STATED PROBLEM :: Begin at the line containing "Extract the structured" and copy exactly through the last line of the listing, skipping every picture.

TASK INPUT ::
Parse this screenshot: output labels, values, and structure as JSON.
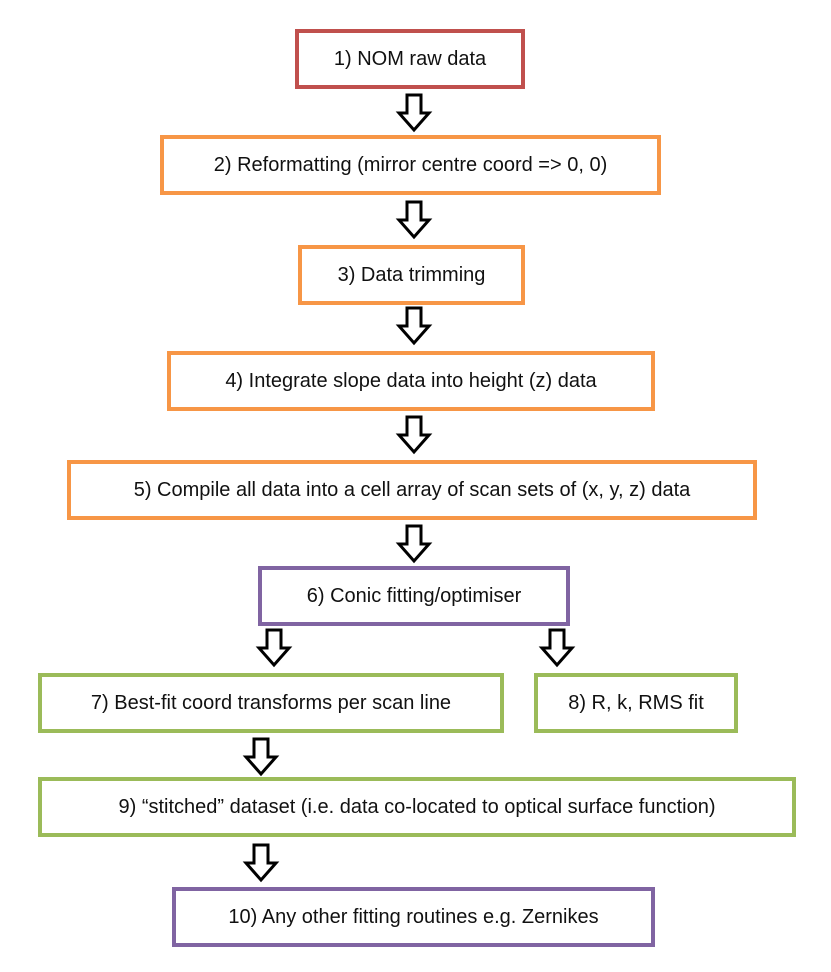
{
  "colors": {
    "red": "#c0504d",
    "orange": "#f79646",
    "purple": "#8064a2",
    "green": "#9bbb59",
    "arrow": "#000000"
  },
  "steps": [
    {
      "label": "1) NOM raw data",
      "color": "red"
    },
    {
      "label": "2) Reformatting (mirror centre coord => 0, 0)",
      "color": "orange"
    },
    {
      "label": "3) Data trimming",
      "color": "orange"
    },
    {
      "label": "4) Integrate slope data into height (z) data",
      "color": "orange"
    },
    {
      "label": "5) Compile all data into a cell array of scan sets of (x, y, z) data",
      "color": "orange"
    },
    {
      "label": "6) Conic fitting/optimiser",
      "color": "purple"
    },
    {
      "label": "7) Best-fit coord transforms per scan line",
      "color": "green"
    },
    {
      "label": "8) R, k, RMS fit",
      "color": "green"
    },
    {
      "label": "9) “stitched” dataset (i.e. data co-located to optical surface function)",
      "color": "green"
    },
    {
      "label": "10) Any other fitting routines e.g. Zernikes",
      "color": "purple"
    }
  ]
}
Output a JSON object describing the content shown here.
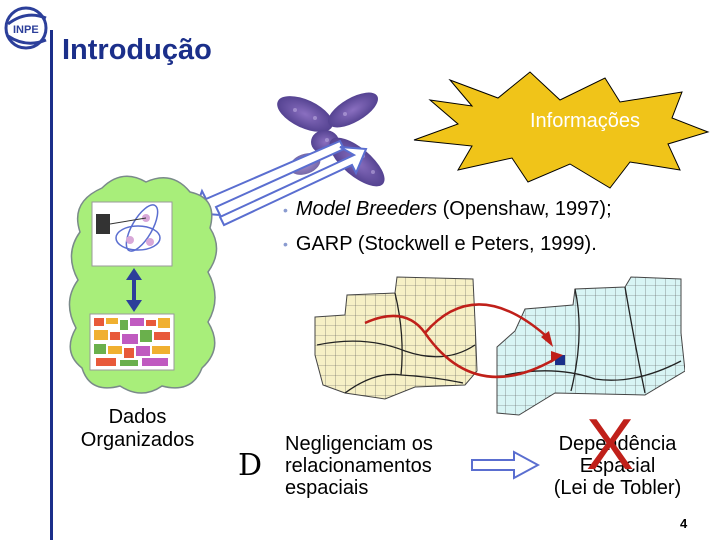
{
  "header": {
    "title": "Introdução",
    "logo_text": "INPE"
  },
  "starburst": {
    "label": "Informações",
    "fill_color": "#f0c419",
    "text_color": "#ffffff"
  },
  "bullets": [
    {
      "italic": "Model Breeders",
      "rest": " (Openshaw, 1997);"
    },
    {
      "italic": "",
      "rest": "GARP (Stockwell e Peters, 1999)."
    }
  ],
  "cloud": {
    "caption_line1": "Dados",
    "caption_line2": "Organizados",
    "color": "#a8ee7a"
  },
  "bottom": {
    "symbol": "D",
    "left_line1": "Negligenciam os",
    "left_line2": "relacionamentos",
    "left_line3": "espaciais",
    "right_line1": "Dependência",
    "right_line2": "Espacial",
    "right_line3": "(Lei de Tobler)",
    "x_mark": "X",
    "x_color": "#c0201a"
  },
  "page": {
    "number": "4"
  },
  "colors": {
    "title": "#1b2f8a",
    "arrow": "#c0201a",
    "map_left": "#f6f0c6",
    "map_right": "#d8f4f4"
  }
}
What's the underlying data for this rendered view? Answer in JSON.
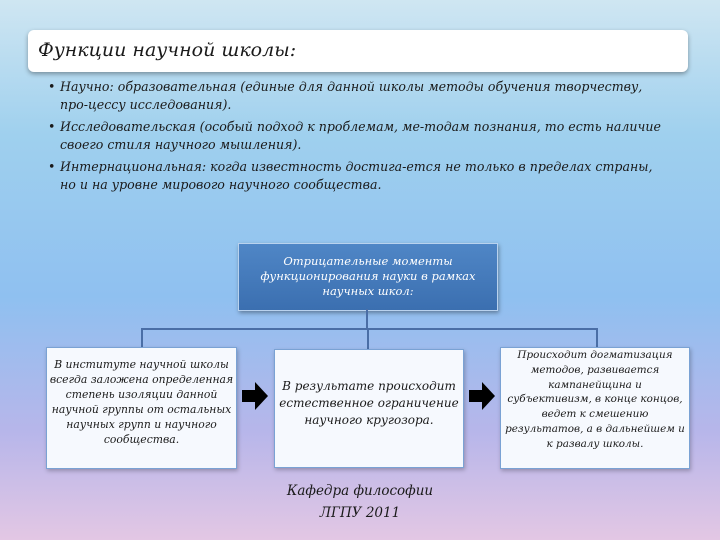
{
  "slide": {
    "title": "Функции научной школы:",
    "bullets": [
      {
        "line1": "Научно: образовательная (единые для данной школы методы обучения творчеству,",
        "line2": "про-цессу исследования)."
      },
      {
        "line1": "Исследовательская (особый подход к проблемам, ме-тодам познания, то есть наличие",
        "line2": "своего стиля научного мышления)."
      },
      {
        "line1": "Интернациональная: когда известность достига-ется не только в пределах страны,",
        "line2": "но и на уровне мирового научного сообщества."
      }
    ],
    "center_box": {
      "line1": "Отрицательные моменты",
      "line2": "функционирования науки в рамках",
      "line3": "научных школ:"
    },
    "box_left": {
      "line1": "В институте научной школы",
      "line2": "всегда заложена определенная",
      "line3": "степень изоляции данной",
      "line4": "научной группы от остальных",
      "line5": "научных групп и научного",
      "line6": "сообщества."
    },
    "box_middle": {
      "line1": "В результате происходит",
      "line2": "естественное ограничение",
      "line3": "научного кругозора."
    },
    "box_right": {
      "line1": "Происходит догматизация",
      "line2": "методов, развивается",
      "line3": "кампанейщина и",
      "line4": "субъективизм, в конце концов,",
      "line5": "ведет к смешению",
      "line6": "результатов, а в дальнейшем и",
      "line7": "к развалу школы."
    },
    "footer": {
      "line1": "Кафедра философии",
      "line2": "ЛГПУ 2011"
    }
  },
  "colors": {
    "center_box": "#3b6fb0",
    "connector": "#4a6ea6",
    "arrow": "#000000",
    "box_border": "#7aa2d4"
  },
  "icons": [
    "right-arrow-icon",
    "right-arrow-icon"
  ]
}
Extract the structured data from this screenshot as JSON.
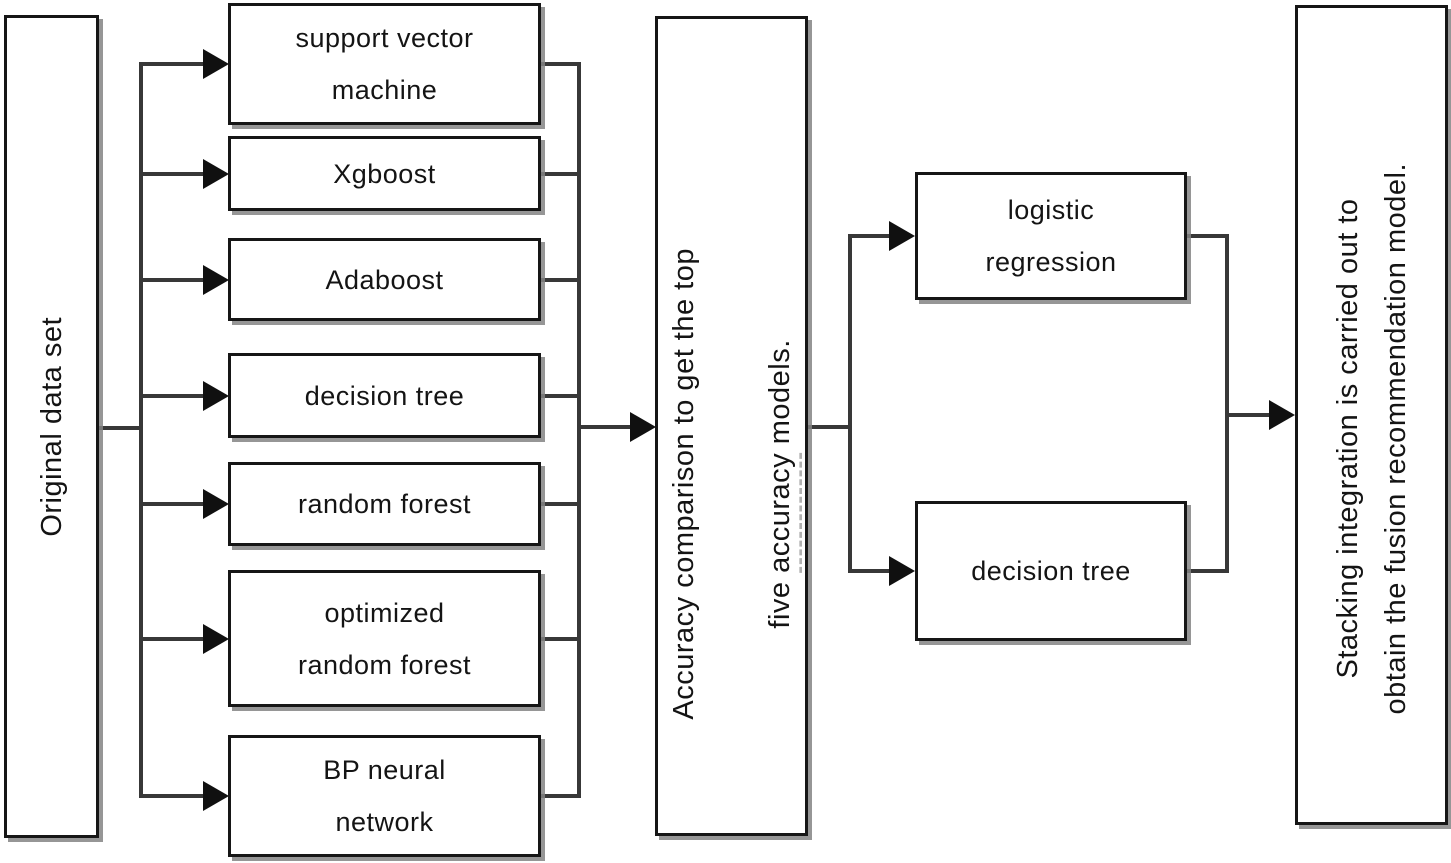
{
  "flowchart": {
    "input": {
      "label": "Original data set"
    },
    "base_models": [
      "support vector\nmachine",
      "Xgboost",
      "Adaboost",
      "decision tree",
      "random forest",
      "optimized\nrandom forest",
      "BP neural\nnetwork"
    ],
    "selection": {
      "line1": "Accuracy comparison to get the top",
      "line2_pre": "five ",
      "line2_underlined": "accuracy",
      "line2_post": " models."
    },
    "meta_models": [
      "logistic\nregression",
      "decision tree"
    ],
    "output": {
      "label": "Stacking integration is carried out to\nobtain the fusion recommendation model."
    }
  },
  "colors": {
    "background": "#ffffff",
    "box_border": "#161616",
    "box_shadow": "#848484",
    "connector_line": "#383838",
    "arrowhead": "#101010",
    "text": "#141414"
  }
}
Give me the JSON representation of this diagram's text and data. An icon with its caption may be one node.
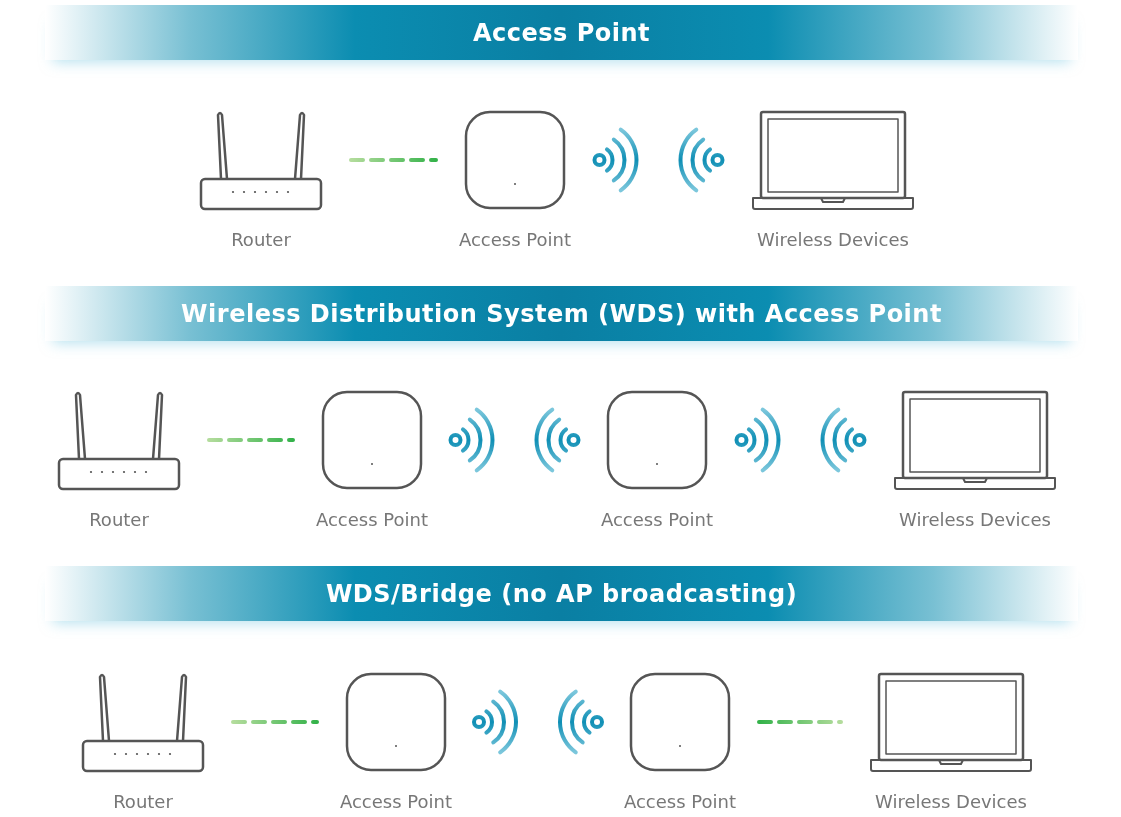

EXERCISE RESULT ::
Extract the structured data from this screenshot as JSON.
{
  "flowchart": {
    "input": {
      "label": "Original data set"
    },
    "base_models": [
      "support vector\nmachine",
      "Xgboost",
      "Adaboost",
      "decision tree",
      "random forest",
      "optimized\nrandom forest",
      "BP neural\nnetwork"
    ],
    "selection": {
      "line1": "Accuracy comparison to get the top",
      "line2_pre": "five ",
      "line2_underlined": "accuracy",
      "line2_post": " models."
    },
    "meta_models": [
      "logistic\nregression",
      "decision tree"
    ],
    "output": {
      "label": "Stacking integration is carried out to\nobtain the fusion recommendation model."
    }
  },
  "colors": {
    "background": "#ffffff",
    "box_border": "#161616",
    "box_shadow": "#848484",
    "connector_line": "#383838",
    "arrowhead": "#101010",
    "text": "#141414"
  }
}
Give me the JSON representation of this diagram's text and data. An icon with its caption may be one node.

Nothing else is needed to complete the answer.